RECORDS FOR THIS EXERCISE:
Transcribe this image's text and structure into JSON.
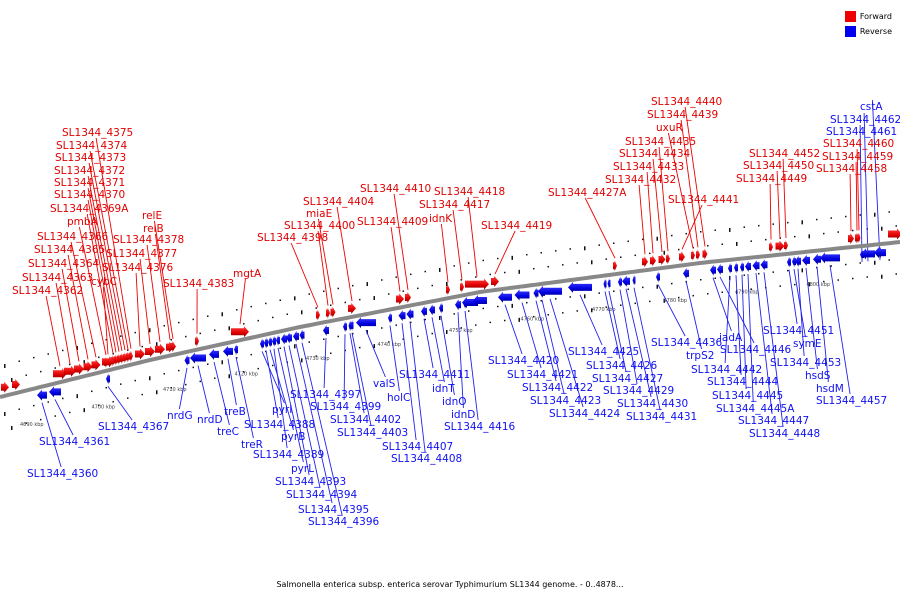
{
  "legend": {
    "forward": "Forward",
    "reverse": "Reverse",
    "forward_color": "#ee0000",
    "reverse_color": "#0000ee"
  },
  "caption": "Salmonella enterica subsp. enterica serovar Typhimurium SL1344 genome. - 0..4878...",
  "ticks": [
    "4690 kbp",
    "4700 kbp",
    "4710 kbp",
    "4720 kbp",
    "4730 kbp",
    "4740 kbp",
    "4750 kbp",
    "4760 kbp",
    "4770 kbp",
    "4780 kbp",
    "4790 kbp",
    "4800 kbp"
  ],
  "forward_labels": [
    "SL1344_4362",
    "SL1344_4363",
    "SL1344_4364",
    "SL1344_4365",
    "SL1344_4366",
    "pmbA",
    "SL1344_4369A",
    "SL1344_4370",
    "SL1344_4371",
    "SL1344_4372",
    "SL1344_4373",
    "SL1344_4374",
    "SL1344_4375",
    "cybC",
    "SL1344_4376",
    "SL1344_4377",
    "SL1344_4378",
    "relB",
    "relE",
    "SL1344_4383",
    "mgtA",
    "SL1344_4398",
    "SL1344_4400",
    "miaE",
    "SL1344_4404",
    "SL1344_4409",
    "SL1344_4410",
    "idnK",
    "SL1344_4417",
    "SL1344_4418",
    "SL1344_4419",
    "SL1344_4427A",
    "SL1344_4432",
    "SL1344_4433",
    "SL1344_4434",
    "SL1344_4435",
    "SL1344_4441",
    "uxuR",
    "SL1344_4439",
    "SL1344_4440",
    "SL1344_4449",
    "SL1344_4450",
    "SL1344_4452",
    "SL1344_4458",
    "SL1344_4459",
    "SL1344_4460"
  ],
  "reverse_labels": [
    "SL1344_4360",
    "SL1344_4361",
    "SL1344_4367",
    "nrdG",
    "nrdD",
    "treC",
    "treB",
    "treR",
    "pyrI",
    "SL1344_4388",
    "pyrB",
    "SL1344_4389",
    "pyrL",
    "SL1344_4393",
    "SL1344_4394",
    "SL1344_4395",
    "SL1344_4396",
    "SL1344_4397",
    "SL1344_4399",
    "SL1344_4402",
    "SL1344_4403",
    "valS",
    "holC",
    "SL1344_4407",
    "SL1344_4408",
    "SL1344_4411",
    "idnT",
    "idnO",
    "idnD",
    "SL1344_4416",
    "SL1344_4420",
    "SL1344_4421",
    "SL1344_4422",
    "SL1344_4423",
    "SL1344_4424",
    "SL1344_4425",
    "SL1344_4426",
    "SL1344_4427",
    "SL1344_4429",
    "SL1344_4430",
    "SL1344_4431",
    "SL1344_4436",
    "trpS2",
    "iadA",
    "SL1344_4446",
    "SL1344_4442",
    "SL1344_4444",
    "SL1344_4445",
    "SL1344_4445A",
    "SL1344_4447",
    "SL1344_4448",
    "SL1344_4451",
    "symE",
    "SL1344_4453",
    "hsdS",
    "hsdM",
    "SL1344_4457",
    "SL1344_4461",
    "SL1344_4462",
    "cstA"
  ]
}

ASSIGNMENT: When you set down the records above, copy every line exactly and exclude the pictures.

REPLY:
Transcribe this image's text and structure into JSON.
{
  "legend": {
    "forward": "Forward",
    "reverse": "Reverse",
    "forward_color": "#ee0000",
    "reverse_color": "#0000ee"
  },
  "caption": "Salmonella enterica subsp. enterica serovar Typhimurium SL1344 genome. - 0..4878...",
  "ticks": [
    "4690 kbp",
    "4700 kbp",
    "4710 kbp",
    "4720 kbp",
    "4730 kbp",
    "4740 kbp",
    "4750 kbp",
    "4760 kbp",
    "4770 kbp",
    "4780 kbp",
    "4790 kbp",
    "4800 kbp"
  ],
  "forward_labels": [
    "SL1344_4362",
    "SL1344_4363",
    "SL1344_4364",
    "SL1344_4365",
    "SL1344_4366",
    "pmbA",
    "SL1344_4369A",
    "SL1344_4370",
    "SL1344_4371",
    "SL1344_4372",
    "SL1344_4373",
    "SL1344_4374",
    "SL1344_4375",
    "cybC",
    "SL1344_4376",
    "SL1344_4377",
    "SL1344_4378",
    "relB",
    "relE",
    "SL1344_4383",
    "mgtA",
    "SL1344_4398",
    "SL1344_4400",
    "miaE",
    "SL1344_4404",
    "SL1344_4409",
    "SL1344_4410",
    "idnK",
    "SL1344_4417",
    "SL1344_4418",
    "SL1344_4419",
    "SL1344_4427A",
    "SL1344_4432",
    "SL1344_4433",
    "SL1344_4434",
    "SL1344_4435",
    "SL1344_4441",
    "uxuR",
    "SL1344_4439",
    "SL1344_4440",
    "SL1344_4449",
    "SL1344_4450",
    "SL1344_4452",
    "SL1344_4458",
    "SL1344_4459",
    "SL1344_4460"
  ],
  "reverse_labels": [
    "SL1344_4360",
    "SL1344_4361",
    "SL1344_4367",
    "nrdG",
    "nrdD",
    "treC",
    "treB",
    "treR",
    "pyrI",
    "SL1344_4388",
    "pyrB",
    "SL1344_4389",
    "pyrL",
    "SL1344_4393",
    "SL1344_4394",
    "SL1344_4395",
    "SL1344_4396",
    "SL1344_4397",
    "SL1344_4399",
    "SL1344_4402",
    "SL1344_4403",
    "valS",
    "holC",
    "SL1344_4407",
    "SL1344_4408",
    "SL1344_4411",
    "idnT",
    "idnO",
    "idnD",
    "SL1344_4416",
    "SL1344_4420",
    "SL1344_4421",
    "SL1344_4422",
    "SL1344_4423",
    "SL1344_4424",
    "SL1344_4425",
    "SL1344_4426",
    "SL1344_4427",
    "SL1344_4429",
    "SL1344_4430",
    "SL1344_4431",
    "SL1344_4436",
    "trpS2",
    "iadA",
    "SL1344_4446",
    "SL1344_4442",
    "SL1344_4444",
    "SL1344_4445",
    "SL1344_4445A",
    "SL1344_4447",
    "SL1344_4448",
    "SL1344_4451",
    "symE",
    "SL1344_4453",
    "hsdS",
    "hsdM",
    "SL1344_4457",
    "SL1344_4461",
    "SL1344_4462",
    "cstA"
  ]
}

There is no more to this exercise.